### Your instructions
Return only the number of lines in the entries below that hold the word "will".

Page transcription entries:
═══
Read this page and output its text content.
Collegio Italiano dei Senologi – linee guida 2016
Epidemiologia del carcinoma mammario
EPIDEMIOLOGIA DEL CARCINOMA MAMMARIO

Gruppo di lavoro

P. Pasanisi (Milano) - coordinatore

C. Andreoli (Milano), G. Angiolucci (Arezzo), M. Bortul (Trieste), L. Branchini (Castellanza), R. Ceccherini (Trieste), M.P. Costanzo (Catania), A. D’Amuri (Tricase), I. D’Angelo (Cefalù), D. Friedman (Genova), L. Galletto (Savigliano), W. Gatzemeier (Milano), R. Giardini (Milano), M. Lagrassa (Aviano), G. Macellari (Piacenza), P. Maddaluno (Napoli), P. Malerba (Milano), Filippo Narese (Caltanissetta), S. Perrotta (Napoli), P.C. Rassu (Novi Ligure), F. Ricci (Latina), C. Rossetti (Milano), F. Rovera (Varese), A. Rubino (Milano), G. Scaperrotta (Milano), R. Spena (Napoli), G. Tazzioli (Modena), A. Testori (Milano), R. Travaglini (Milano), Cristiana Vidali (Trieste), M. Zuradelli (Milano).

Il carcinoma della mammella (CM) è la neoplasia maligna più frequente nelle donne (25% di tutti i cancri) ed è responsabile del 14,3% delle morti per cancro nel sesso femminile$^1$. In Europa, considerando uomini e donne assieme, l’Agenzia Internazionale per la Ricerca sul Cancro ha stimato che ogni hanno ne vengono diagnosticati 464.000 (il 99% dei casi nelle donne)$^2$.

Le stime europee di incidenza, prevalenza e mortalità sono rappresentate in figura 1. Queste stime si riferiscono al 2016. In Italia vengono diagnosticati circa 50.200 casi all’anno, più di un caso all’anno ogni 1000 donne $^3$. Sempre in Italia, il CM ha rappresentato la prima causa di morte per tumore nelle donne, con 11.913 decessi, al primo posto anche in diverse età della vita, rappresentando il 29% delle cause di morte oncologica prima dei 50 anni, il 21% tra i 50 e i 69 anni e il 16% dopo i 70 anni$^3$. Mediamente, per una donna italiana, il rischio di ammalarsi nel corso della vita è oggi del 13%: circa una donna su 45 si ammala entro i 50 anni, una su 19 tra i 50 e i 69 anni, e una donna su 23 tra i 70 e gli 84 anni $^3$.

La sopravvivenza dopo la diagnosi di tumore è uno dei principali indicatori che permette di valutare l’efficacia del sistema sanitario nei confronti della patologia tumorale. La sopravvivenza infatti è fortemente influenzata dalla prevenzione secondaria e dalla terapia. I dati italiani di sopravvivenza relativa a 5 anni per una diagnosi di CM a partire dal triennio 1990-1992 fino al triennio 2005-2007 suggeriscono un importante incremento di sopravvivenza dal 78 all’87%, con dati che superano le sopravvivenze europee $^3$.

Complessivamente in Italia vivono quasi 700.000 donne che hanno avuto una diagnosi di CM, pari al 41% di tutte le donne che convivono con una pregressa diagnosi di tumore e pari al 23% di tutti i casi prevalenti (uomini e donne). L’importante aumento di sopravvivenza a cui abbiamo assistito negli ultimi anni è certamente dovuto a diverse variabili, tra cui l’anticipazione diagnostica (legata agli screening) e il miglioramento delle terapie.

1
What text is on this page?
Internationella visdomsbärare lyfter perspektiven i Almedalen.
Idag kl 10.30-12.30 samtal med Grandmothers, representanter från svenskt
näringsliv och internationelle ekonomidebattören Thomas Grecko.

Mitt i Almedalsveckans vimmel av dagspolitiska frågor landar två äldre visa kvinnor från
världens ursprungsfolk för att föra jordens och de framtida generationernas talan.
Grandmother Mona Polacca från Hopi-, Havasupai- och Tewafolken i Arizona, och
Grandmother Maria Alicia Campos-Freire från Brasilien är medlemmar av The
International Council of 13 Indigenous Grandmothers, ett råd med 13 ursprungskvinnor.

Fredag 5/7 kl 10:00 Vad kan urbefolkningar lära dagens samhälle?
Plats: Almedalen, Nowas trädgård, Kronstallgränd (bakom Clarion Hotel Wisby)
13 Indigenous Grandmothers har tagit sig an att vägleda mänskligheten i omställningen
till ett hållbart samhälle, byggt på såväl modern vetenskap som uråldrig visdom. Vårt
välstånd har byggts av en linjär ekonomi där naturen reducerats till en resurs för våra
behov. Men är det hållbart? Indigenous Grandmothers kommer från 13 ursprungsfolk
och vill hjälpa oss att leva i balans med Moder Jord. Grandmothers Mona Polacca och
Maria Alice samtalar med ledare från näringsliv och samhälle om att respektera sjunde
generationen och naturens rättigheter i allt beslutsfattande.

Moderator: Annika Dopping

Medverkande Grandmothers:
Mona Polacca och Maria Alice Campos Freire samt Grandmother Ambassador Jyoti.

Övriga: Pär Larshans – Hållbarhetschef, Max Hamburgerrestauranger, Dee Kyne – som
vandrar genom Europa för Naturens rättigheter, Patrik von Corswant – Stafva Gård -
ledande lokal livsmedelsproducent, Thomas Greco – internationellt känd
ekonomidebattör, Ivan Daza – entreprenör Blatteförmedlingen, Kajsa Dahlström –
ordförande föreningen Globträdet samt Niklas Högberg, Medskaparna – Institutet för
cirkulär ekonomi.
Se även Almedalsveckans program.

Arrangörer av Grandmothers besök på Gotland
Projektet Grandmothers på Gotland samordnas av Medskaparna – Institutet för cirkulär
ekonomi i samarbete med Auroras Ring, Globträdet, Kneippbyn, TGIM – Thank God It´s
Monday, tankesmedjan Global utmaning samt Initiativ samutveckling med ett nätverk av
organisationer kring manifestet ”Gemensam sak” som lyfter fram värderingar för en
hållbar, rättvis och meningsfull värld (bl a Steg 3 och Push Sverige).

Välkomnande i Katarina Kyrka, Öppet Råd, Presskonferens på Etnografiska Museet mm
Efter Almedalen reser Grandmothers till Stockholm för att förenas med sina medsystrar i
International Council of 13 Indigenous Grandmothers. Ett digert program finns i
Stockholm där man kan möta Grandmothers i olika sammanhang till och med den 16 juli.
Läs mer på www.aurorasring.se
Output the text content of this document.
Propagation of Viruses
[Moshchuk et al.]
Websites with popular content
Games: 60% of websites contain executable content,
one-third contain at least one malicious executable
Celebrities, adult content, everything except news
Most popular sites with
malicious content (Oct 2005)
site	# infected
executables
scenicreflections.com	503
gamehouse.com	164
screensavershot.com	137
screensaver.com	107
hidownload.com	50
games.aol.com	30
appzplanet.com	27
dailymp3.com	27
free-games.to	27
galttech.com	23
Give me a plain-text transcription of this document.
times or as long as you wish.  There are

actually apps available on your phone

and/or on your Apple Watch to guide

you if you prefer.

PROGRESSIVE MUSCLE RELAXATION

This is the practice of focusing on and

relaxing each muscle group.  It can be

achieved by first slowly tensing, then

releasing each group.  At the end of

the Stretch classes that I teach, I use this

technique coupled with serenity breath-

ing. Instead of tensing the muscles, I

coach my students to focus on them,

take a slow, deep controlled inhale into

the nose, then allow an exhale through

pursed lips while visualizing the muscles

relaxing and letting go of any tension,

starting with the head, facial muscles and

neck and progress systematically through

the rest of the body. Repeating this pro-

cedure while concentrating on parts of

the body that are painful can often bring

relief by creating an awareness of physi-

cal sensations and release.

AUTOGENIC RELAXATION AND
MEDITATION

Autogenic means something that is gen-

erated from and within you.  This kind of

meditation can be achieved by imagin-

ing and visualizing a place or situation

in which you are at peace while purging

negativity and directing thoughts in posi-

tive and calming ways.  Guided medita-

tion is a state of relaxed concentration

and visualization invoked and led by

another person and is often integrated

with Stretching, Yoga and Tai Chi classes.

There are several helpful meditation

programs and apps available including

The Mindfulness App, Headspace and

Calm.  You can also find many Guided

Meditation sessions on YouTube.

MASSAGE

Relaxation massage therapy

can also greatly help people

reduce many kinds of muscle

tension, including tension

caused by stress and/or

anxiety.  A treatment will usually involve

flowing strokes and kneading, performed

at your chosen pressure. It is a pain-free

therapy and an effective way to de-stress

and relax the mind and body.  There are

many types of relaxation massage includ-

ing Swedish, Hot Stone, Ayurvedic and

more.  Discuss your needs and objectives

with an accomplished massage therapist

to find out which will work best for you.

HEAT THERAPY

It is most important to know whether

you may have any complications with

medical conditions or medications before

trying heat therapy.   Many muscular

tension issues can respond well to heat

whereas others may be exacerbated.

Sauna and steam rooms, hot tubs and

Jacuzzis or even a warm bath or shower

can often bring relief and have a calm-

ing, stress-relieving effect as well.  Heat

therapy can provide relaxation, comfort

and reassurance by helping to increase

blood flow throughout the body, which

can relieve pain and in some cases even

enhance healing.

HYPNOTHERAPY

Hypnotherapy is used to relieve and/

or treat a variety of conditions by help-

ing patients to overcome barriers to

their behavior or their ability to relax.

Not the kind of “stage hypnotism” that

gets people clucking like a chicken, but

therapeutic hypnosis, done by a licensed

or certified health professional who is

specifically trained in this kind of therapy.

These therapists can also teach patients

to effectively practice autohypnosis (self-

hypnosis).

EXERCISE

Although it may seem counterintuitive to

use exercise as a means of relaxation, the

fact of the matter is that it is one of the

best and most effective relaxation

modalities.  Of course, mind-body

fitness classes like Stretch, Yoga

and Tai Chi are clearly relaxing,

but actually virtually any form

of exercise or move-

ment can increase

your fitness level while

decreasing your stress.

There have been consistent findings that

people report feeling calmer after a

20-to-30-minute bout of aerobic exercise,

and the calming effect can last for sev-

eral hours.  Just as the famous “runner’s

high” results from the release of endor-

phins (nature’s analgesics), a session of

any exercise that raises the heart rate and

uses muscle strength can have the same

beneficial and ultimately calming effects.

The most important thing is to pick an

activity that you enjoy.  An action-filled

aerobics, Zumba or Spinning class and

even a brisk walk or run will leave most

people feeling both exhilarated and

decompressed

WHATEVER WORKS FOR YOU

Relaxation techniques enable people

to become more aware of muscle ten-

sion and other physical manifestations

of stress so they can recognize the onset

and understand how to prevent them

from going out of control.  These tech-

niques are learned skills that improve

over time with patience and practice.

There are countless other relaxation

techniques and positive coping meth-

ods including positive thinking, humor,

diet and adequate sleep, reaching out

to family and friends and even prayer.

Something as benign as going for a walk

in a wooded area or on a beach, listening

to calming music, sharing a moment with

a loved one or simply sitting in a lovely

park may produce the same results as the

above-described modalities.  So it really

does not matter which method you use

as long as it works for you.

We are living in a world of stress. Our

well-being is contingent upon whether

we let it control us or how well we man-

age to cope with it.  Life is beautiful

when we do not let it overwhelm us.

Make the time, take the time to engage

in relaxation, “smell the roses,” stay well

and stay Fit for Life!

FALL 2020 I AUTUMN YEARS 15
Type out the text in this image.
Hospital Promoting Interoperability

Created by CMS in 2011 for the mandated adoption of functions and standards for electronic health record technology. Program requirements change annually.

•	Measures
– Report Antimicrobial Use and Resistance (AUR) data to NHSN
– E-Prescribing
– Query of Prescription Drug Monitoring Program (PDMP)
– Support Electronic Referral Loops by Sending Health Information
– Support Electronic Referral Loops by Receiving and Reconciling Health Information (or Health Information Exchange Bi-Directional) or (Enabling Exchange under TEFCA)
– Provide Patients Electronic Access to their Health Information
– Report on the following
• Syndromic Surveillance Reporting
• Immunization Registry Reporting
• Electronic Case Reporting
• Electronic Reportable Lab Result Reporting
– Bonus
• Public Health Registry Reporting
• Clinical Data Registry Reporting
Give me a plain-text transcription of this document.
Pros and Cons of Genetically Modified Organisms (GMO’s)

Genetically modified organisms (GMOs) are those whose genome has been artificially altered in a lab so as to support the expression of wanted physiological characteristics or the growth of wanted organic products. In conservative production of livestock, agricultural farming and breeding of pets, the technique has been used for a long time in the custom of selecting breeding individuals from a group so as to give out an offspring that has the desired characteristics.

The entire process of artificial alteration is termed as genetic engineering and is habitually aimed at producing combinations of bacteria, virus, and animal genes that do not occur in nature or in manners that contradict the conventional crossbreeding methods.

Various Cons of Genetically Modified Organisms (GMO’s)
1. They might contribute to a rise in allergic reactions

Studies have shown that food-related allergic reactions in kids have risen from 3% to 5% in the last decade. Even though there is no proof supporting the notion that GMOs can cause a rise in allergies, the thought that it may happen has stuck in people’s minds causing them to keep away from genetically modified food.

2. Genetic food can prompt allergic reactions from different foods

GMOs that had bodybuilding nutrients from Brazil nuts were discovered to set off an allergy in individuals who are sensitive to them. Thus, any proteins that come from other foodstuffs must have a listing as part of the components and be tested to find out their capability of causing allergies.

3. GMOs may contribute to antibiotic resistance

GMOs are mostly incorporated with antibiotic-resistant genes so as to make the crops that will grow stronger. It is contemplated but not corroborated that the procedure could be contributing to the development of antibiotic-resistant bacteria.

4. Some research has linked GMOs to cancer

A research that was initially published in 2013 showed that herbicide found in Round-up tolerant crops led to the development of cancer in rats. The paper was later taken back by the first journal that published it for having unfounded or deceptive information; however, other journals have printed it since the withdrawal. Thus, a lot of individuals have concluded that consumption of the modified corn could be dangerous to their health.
═══
### Result for this exercise
4